--- start Data to use ---
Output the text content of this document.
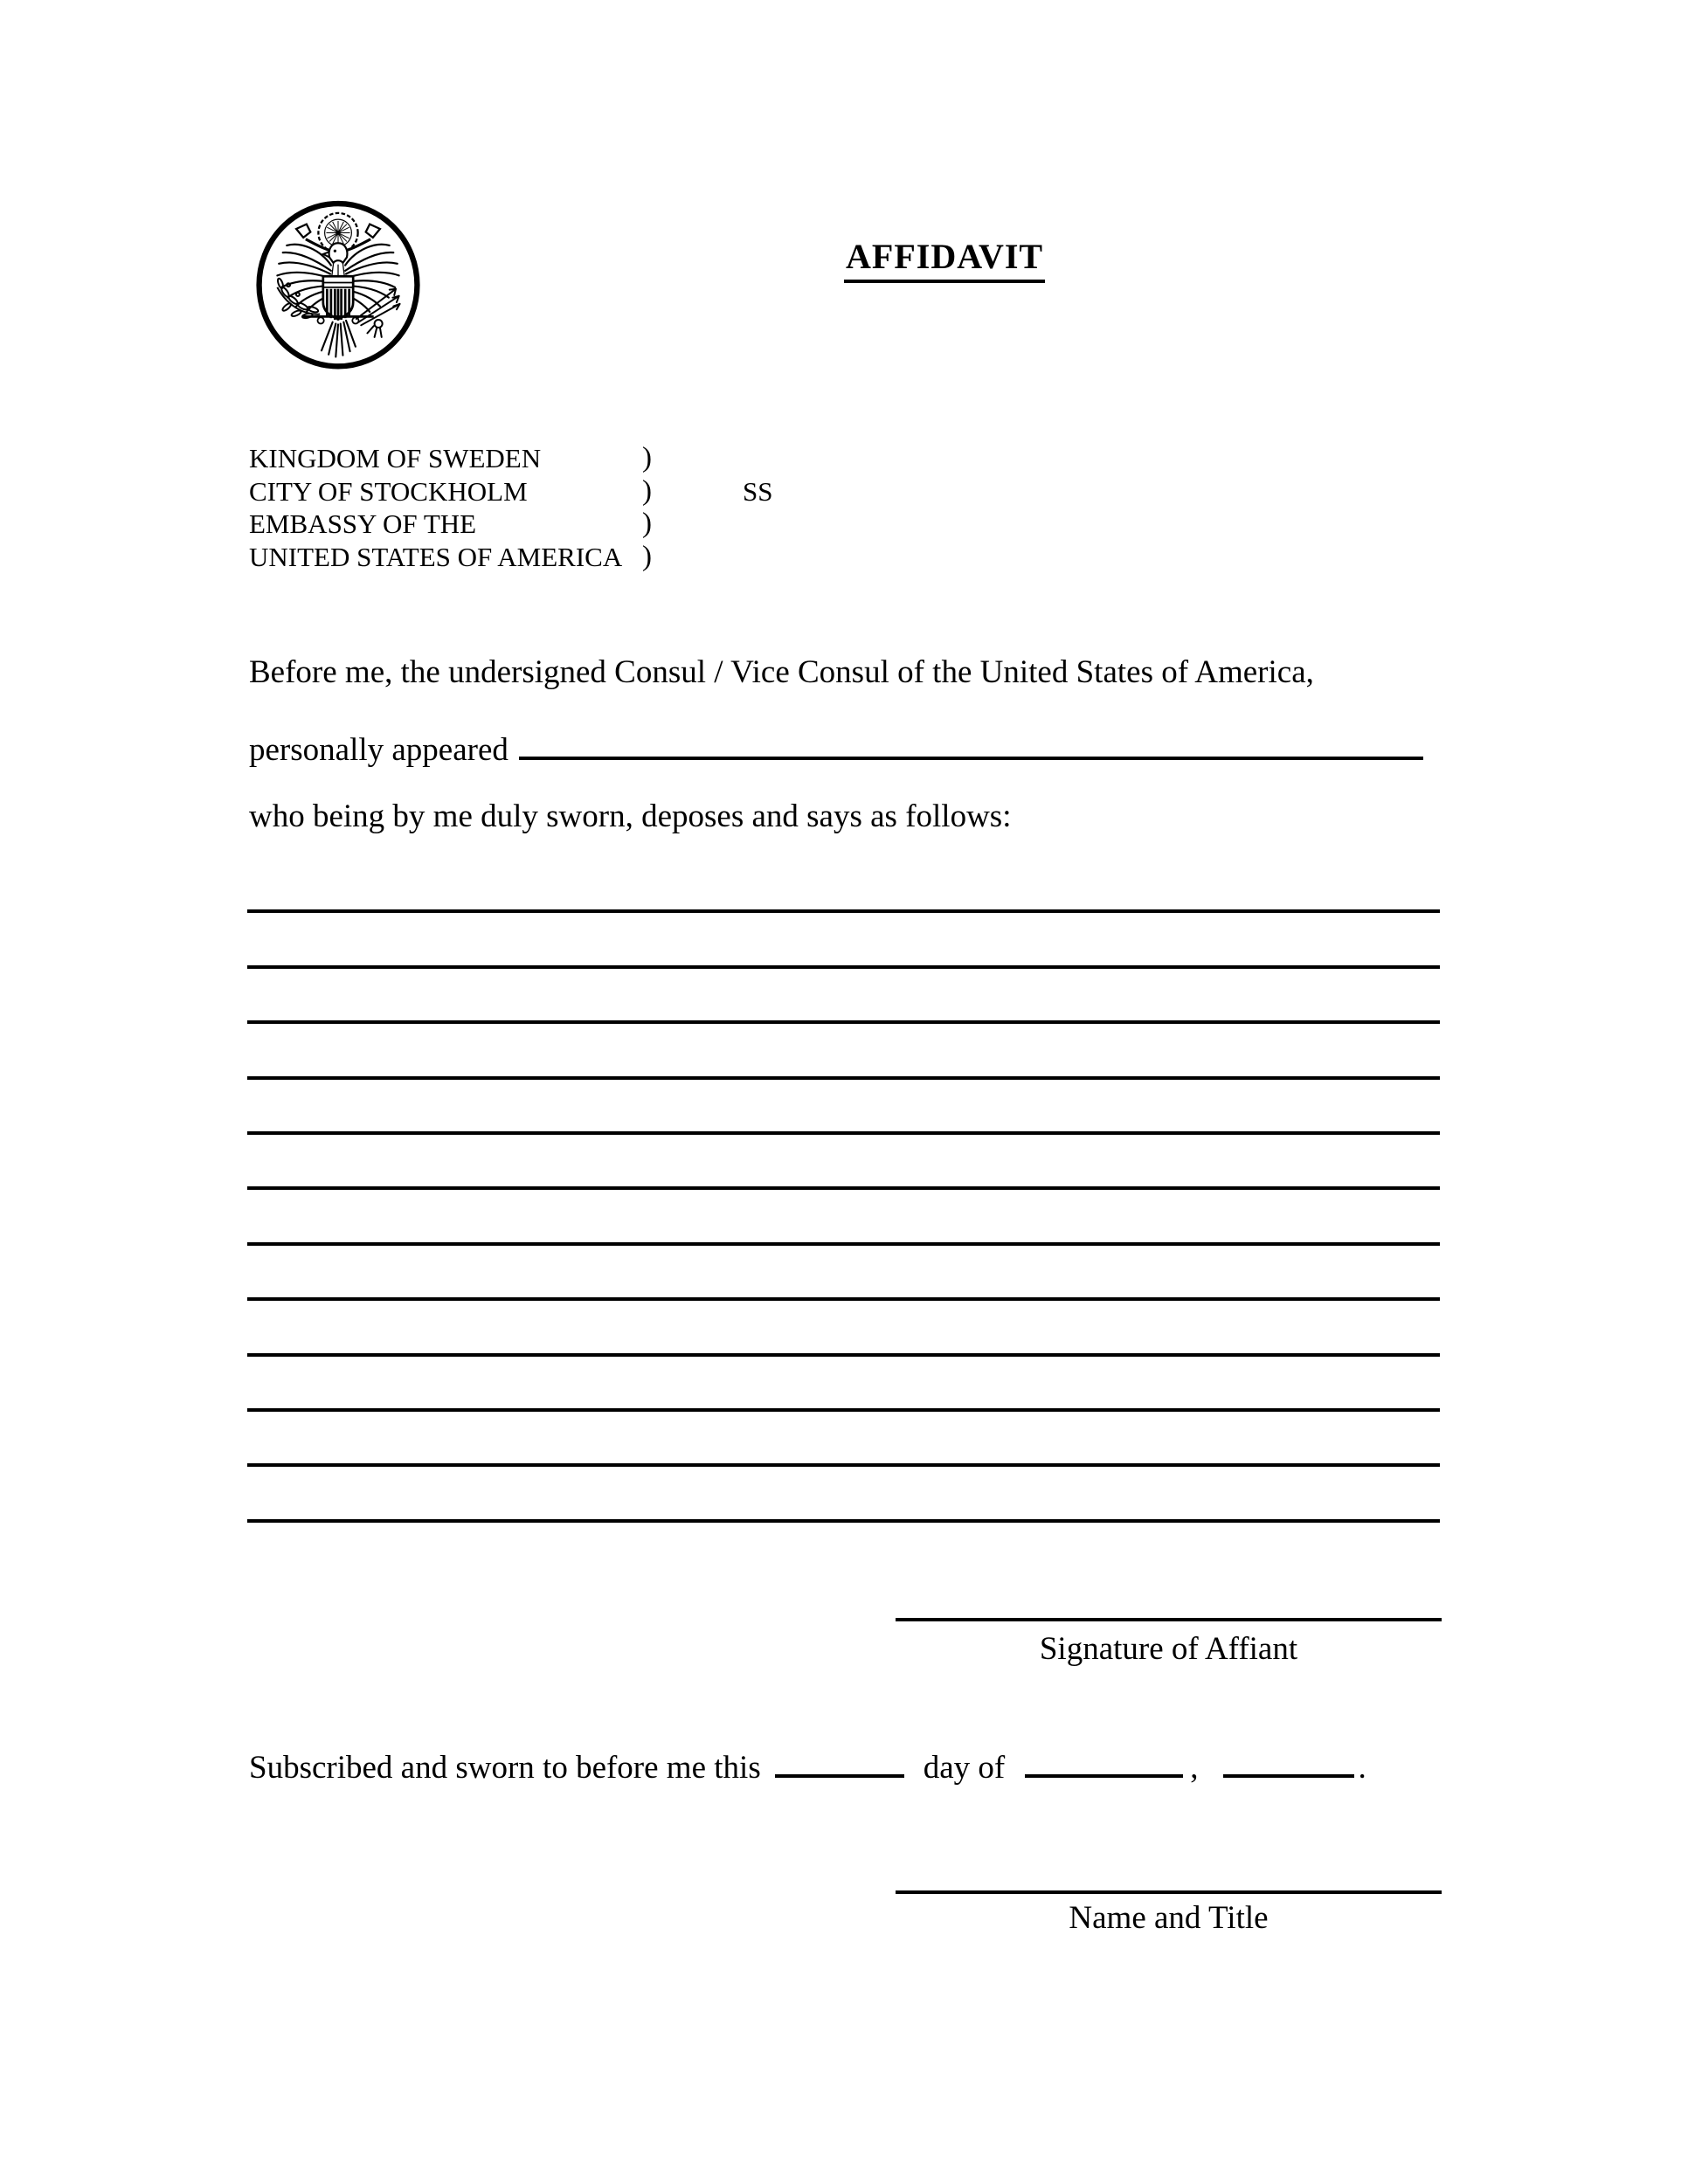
AFFIDAVIT
KINGDOM OF SWEDEN	)
CITY OF STOCKHOLM	)	SS
EMBASSY OF THE	)
UNITED STATES OF AMERICA )
Before me, the undersigned Consul / Vice Consul of the United States of America,
personally appeared
who being by me duly sworn, deposes and says as follows:
Signature of Affiant
Subscribed and sworn to before me this	day of	,	.
Name and Title
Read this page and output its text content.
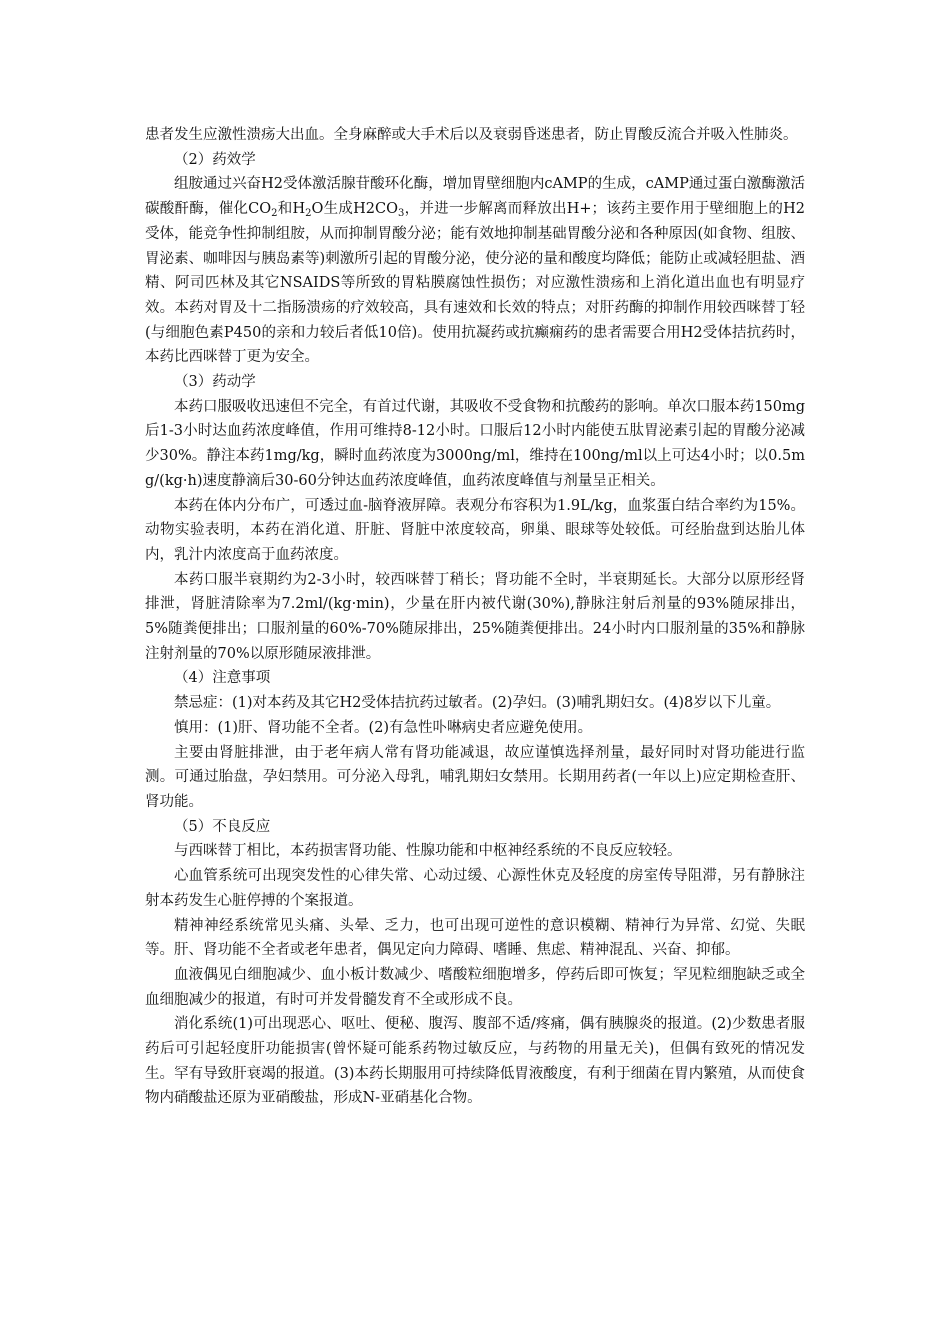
患者发生应激性溃疡大出血。全身麻醉或大手术后以及衰弱昏迷患者，防止胃酸反流合并吸入性肺炎。

（2）药效学

组胺通过兴奋H2受体激活腺苷酸环化酶，增加胃壁细胞内cAMP的生成，cAMP通过蛋白激酶激活碳酸酐酶，催化$CO_2$和$H_2O$生成$H2CO_3$，并进一步解离而释放出H+；该药主要作用于壁细胞上的H2受体，能竞争性抑制组胺，从而抑制胃酸分泌；能有效地抑制基础胃酸分泌和各种原因(如食物、组胺、胃泌素、咖啡因与胰岛素等)刺激所引起的胃酸分泌，使分泌的量和酸度均降低；能防止或减轻胆盐、酒精、阿司匹林及其它NSAIDS等所致的胃粘膜腐蚀性损伤；对应激性溃疡和上消化道出血也有明显疗效。本药对胃及十二指肠溃疡的疗效较高，具有速效和长效的特点；对肝药酶的抑制作用较西咪替丁轻(与细胞色素P450的亲和力较后者低10倍)。使用抗凝药或抗癫痫药的患者需要合用H2受体拮抗药时，本药比西咪替丁更为安全。

（3）药动学

本药口服吸收迅速但不完全，有首过代谢，其吸收不受食物和抗酸药的影响。单次口服本药150mg后1-3小时达血药浓度峰值，作用可维持8-12小时。口服后12小时内能使五肽胃泌素引起的胃酸分泌减少30%。静注本药1mg/kg，瞬时血药浓度为3000ng/ml，维持在100ng/ml以上可达4小时；以0.5mg/(kg·h)速度静滴后30-60分钟达血药浓度峰值，血药浓度峰值与剂量呈正相关。

本药在体内分布广，可透过血-脑脊液屏障。表观分布容积为1.9L/kg，血浆蛋白结合率约为15%。动物实验表明，本药在消化道、肝脏、肾脏中浓度较高，卵巢、眼球等处较低。可经胎盘到达胎儿体内，乳汁内浓度高于血药浓度。

本药口服半衰期约为2-3小时，较西咪替丁稍长；肾功能不全时，半衰期延长。大部分以原形经肾排泄，肾脏清除率为7.2ml/(kg·min)，少量在肝内被代谢(30%),静脉注射后剂量的93%随尿排出，5%随粪便排出；口服剂量的60%-70%随尿排出，25%随粪便排出。24小时内口服剂量的35%和静脉注射剂量的70%以原形随尿液排泄。

（4）注意事项

禁忌症：(1)对本药及其它H2受体拮抗药过敏者。(2)孕妇。(3)哺乳期妇女。(4)8岁以下儿童。

慎用：(1)肝、肾功能不全者。(2)有急性卟啉病史者应避免使用。

主要由肾脏排泄，由于老年病人常有肾功能减退，故应谨慎选择剂量，最好同时对肾功能进行监测。可通过胎盘，孕妇禁用。可分泌入母乳，哺乳期妇女禁用。长期用药者(一年以上)应定期检查肝、肾功能。

（5）不良反应

与西咪替丁相比，本药损害肾功能、性腺功能和中枢神经系统的不良反应较轻。

心血管系统可出现突发性的心律失常、心动过缓、心源性休克及轻度的房室传导阻滞，另有静脉注射本药发生心脏停搏的个案报道。

精神神经系统常见头痛、头晕、乏力，也可出现可逆性的意识模糊、精神行为异常、幻觉、失眠等。肝、肾功能不全者或老年患者，偶见定向力障碍、嗜睡、焦虑、精神混乱、兴奋、抑郁。

血液偶见白细胞减少、血小板计数减少、嗜酸粒细胞增多，停药后即可恢复；罕见粒细胞缺乏或全血细胞减少的报道，有时可并发骨髓发育不全或形成不良。

消化系统(1)可出现恶心、呕吐、便秘、腹泻、腹部不适/疼痛，偶有胰腺炎的报道。(2)少数患者服药后可引起轻度肝功能损害(曾怀疑可能系药物过敏反应，与药物的用量无关)，但偶有致死的情况发生。罕有导致肝衰竭的报道。(3)本药长期服用可持续降低胃液酸度，有利于细菌在胃内繁殖，从而使食物内硝酸盐还原为亚硝酸盐，形成N-亚硝基化合物。
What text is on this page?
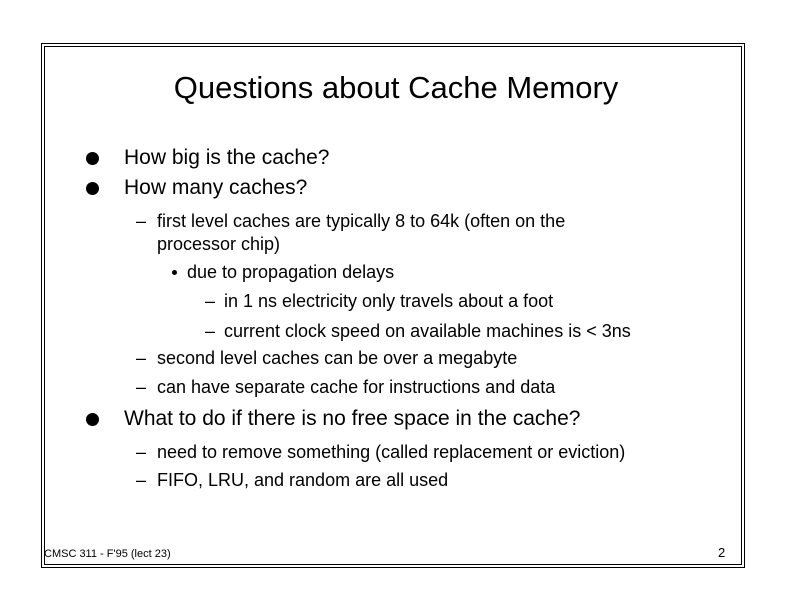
Questions about Cache Memory
How big is the cache?
How many caches?
– first level caches are typically 8 to 64k (often on the
processor chip)
due to propagation delays
– in 1 ns electricity only travels about a foot
– current clock speed on available machines is < 3ns
– second level caches can be over a megabyte
– can have separate cache for instructions and data
What to do if there is no free space in the cache?
– need to remove something (called replacement or eviction)
– FIFO, LRU, and random are all used
CMSC 311 - F'95 (lect 23)	2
--- end Data to use ---
* [Problem to work on] Across the data, tally the lines containing "about" and give back the number alone.

* [Answer to this exercise] 2